┌────────

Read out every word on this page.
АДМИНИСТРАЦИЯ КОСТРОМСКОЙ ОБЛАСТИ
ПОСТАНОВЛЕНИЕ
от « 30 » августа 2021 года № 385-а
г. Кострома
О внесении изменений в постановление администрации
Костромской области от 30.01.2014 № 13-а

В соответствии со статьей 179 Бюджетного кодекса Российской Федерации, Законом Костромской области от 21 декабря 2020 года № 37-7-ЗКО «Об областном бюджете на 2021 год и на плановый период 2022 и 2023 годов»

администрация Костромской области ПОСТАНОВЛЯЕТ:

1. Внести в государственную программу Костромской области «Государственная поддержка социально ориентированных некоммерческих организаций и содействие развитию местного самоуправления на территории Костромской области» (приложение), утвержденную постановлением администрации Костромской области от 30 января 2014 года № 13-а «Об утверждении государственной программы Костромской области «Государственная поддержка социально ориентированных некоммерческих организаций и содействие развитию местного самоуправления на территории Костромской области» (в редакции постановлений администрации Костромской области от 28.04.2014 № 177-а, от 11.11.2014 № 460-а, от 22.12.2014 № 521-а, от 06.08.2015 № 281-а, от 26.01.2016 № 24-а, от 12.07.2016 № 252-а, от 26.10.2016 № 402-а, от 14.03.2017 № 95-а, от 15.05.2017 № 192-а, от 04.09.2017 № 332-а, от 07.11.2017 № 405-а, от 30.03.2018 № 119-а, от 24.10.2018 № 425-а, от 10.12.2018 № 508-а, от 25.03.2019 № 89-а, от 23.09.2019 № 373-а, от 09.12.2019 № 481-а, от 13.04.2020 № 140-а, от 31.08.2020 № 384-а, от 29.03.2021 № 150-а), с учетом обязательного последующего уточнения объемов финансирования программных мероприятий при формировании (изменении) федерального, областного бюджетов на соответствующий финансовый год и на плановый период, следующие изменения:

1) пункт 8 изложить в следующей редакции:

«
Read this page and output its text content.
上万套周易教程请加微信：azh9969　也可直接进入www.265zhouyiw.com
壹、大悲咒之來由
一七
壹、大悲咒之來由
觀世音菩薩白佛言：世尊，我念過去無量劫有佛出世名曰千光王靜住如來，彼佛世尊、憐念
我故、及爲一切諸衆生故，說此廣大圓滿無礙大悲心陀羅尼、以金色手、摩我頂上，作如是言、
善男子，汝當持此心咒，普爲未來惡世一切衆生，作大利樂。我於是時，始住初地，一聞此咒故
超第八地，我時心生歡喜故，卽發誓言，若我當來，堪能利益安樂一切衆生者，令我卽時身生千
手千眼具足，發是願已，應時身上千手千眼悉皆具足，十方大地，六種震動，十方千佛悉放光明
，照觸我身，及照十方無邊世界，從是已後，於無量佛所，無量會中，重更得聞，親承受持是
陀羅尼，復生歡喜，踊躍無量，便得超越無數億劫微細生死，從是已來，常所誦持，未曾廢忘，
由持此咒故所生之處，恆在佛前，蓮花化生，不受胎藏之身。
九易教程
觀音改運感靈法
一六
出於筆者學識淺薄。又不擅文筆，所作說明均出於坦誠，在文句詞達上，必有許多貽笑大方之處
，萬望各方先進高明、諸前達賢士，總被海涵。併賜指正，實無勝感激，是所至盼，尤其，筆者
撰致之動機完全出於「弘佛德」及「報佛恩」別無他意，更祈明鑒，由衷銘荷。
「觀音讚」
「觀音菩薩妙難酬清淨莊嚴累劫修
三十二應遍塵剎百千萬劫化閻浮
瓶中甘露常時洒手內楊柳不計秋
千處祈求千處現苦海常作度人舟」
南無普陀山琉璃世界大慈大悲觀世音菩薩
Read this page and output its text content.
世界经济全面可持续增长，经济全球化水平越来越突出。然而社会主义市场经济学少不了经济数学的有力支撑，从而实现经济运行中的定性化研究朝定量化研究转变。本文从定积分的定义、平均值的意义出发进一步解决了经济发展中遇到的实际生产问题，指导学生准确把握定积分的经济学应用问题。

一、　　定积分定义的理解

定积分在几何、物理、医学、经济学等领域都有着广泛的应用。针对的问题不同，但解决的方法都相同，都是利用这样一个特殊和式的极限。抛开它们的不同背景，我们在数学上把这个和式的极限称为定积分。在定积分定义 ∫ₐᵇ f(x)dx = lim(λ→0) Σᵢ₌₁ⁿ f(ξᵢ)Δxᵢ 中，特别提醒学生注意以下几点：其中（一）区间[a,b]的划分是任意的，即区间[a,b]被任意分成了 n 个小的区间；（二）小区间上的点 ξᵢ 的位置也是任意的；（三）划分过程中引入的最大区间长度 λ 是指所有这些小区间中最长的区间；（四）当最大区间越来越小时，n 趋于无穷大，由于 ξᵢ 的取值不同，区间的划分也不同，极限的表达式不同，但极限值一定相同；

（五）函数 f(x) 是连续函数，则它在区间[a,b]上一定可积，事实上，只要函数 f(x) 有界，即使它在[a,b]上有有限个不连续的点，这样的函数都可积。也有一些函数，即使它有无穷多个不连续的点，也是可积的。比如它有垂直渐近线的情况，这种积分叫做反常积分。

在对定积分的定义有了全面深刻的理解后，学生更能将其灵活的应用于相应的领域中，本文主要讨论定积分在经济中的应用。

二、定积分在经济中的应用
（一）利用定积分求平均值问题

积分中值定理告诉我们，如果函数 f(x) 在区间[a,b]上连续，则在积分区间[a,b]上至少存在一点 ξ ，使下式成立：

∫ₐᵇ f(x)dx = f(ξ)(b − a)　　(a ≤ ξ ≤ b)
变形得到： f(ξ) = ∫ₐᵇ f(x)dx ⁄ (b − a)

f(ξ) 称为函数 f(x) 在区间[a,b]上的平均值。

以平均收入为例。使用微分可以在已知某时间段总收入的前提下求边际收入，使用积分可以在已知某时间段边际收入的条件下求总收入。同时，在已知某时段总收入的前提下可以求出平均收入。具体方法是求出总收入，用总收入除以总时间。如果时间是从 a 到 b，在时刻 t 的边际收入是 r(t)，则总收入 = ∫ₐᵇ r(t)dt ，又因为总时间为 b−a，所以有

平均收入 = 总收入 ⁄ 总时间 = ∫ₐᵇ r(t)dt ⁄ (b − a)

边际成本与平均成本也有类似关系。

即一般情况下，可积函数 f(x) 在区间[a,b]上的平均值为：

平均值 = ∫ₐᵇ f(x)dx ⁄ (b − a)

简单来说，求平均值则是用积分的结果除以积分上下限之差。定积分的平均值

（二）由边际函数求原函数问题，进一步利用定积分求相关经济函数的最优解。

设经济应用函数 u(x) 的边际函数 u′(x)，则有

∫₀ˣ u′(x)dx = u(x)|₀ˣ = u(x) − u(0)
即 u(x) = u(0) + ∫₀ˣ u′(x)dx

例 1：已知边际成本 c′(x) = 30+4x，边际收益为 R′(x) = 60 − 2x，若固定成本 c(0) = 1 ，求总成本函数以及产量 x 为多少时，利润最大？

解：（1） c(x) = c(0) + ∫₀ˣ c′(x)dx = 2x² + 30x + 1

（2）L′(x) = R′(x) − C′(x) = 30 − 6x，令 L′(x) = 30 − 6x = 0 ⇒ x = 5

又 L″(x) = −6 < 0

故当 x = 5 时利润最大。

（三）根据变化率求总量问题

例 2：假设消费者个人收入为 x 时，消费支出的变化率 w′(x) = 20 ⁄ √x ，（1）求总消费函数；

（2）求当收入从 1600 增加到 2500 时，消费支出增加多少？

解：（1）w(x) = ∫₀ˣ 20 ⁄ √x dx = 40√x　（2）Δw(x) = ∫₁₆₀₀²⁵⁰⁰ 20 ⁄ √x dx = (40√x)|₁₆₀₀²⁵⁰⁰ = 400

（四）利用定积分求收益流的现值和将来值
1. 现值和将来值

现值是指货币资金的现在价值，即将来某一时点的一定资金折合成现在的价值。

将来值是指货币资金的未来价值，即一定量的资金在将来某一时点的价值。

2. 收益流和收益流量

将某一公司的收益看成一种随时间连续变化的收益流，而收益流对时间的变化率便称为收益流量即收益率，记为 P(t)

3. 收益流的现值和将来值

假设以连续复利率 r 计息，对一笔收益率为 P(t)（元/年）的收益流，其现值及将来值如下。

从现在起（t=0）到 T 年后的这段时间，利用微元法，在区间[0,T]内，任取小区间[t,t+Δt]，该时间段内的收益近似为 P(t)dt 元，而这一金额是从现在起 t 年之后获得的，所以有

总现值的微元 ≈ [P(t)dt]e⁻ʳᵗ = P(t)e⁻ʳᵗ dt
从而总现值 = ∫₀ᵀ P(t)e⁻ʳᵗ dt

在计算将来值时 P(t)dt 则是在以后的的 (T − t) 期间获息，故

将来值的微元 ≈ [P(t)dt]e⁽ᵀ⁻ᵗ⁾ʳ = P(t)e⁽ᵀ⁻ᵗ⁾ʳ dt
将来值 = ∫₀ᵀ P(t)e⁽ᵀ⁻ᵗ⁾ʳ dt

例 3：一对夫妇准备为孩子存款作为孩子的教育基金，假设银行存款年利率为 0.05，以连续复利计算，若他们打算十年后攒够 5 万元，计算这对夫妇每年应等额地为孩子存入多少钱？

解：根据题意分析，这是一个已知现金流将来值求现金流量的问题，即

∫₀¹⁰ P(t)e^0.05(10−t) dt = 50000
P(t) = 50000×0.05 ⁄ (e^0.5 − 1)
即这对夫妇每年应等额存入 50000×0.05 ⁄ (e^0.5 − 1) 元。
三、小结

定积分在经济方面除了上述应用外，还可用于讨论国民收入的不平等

└────────

What you should do
Return every line from the records above that holds the word "период".

Solution for this problem
В соответствии со статьей 179 Бюджетного кодекса Российской Федерации, Законом Костромской области от 21 декабря 2020 года № 37-7-ЗКО «Об областном бюджете на 2021 год и на плановый период 2022 и 2023 годов»
1. Внести в государственную программу Костромской области «Государственная поддержка социально ориентированных некоммерческих организаций и содействие развитию местного самоуправления на территории Костромской области» (приложение), утвержденную постановлением администрации Костромской области от 30 января 2014 года № 13-а «Об утверждении государственной программы Костромской области «Государственная поддержка социально ориентированных некоммерческих организаций и содействие развитию местного самоуправления на территории Костромской области» (в редакции постановлений администрации Костромской области от 28.04.2014 № 177-а, от 11.11.2014 № 460-а, от 22.12.2014 № 521-а, от 06.08.2015 № 281-а, от 26.01.2016 № 24-а, от 12.07.2016 № 252-а, от 26.10.2016 № 402-а, от 14.03.2017 № 95-а, от 15.05.2017 № 192-а, от 04.09.2017 № 332-а, от 07.11.2017 № 405-а, от 30.03.2018 № 119-а, от 24.10.2018 № 425-а, от 10.12.2018 № 508-а, от 25.03.2019 № 89-а, от 23.09.2019 № 373-а, от 09.12.2019 № 481-а, от 13.04.2020 № 140-а, от 31.08.2020 № 384-а, от 29.03.2021 № 150-а), с учетом обязательного последующего уточнения объемов финансирования программных мероприятий при формировании (изменении) федерального, областного бюджетов на соответствующий финансовый год и на плановый период, следующие изменения:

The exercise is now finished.